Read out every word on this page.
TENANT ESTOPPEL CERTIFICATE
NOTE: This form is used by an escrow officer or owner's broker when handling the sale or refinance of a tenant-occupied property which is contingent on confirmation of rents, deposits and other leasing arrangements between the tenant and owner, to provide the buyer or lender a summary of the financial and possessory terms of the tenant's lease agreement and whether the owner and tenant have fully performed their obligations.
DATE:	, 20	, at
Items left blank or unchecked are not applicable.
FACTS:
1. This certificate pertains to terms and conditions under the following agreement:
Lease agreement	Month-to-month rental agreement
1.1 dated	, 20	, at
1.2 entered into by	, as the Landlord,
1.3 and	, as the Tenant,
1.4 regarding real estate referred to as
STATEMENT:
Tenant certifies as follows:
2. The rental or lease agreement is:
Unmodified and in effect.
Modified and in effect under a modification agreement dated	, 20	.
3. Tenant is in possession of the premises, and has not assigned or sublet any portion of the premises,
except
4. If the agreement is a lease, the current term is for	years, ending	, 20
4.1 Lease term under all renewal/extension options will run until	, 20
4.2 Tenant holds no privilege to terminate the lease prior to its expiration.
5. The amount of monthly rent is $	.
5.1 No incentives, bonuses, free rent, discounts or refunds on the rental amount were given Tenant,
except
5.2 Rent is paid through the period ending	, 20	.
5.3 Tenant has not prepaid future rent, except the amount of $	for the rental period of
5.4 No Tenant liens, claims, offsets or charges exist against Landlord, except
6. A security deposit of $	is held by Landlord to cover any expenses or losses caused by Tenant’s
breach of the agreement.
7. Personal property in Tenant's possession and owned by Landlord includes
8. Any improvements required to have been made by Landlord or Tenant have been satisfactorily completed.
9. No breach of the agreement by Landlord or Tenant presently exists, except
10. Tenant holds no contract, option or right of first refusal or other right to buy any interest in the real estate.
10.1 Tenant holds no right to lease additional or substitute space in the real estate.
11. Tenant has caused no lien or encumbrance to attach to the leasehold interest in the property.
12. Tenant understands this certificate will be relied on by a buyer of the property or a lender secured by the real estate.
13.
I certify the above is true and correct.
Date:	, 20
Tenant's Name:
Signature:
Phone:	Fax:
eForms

======

▸ **Your goal**
Where a line above includes "possession", copy that line.

▸ **Finished exercise**
3. Tenant is in possession of the premises, and has not assigned or sublet any portion of the premises,
7. Personal property in Tenant's possession and owned by Landlord includes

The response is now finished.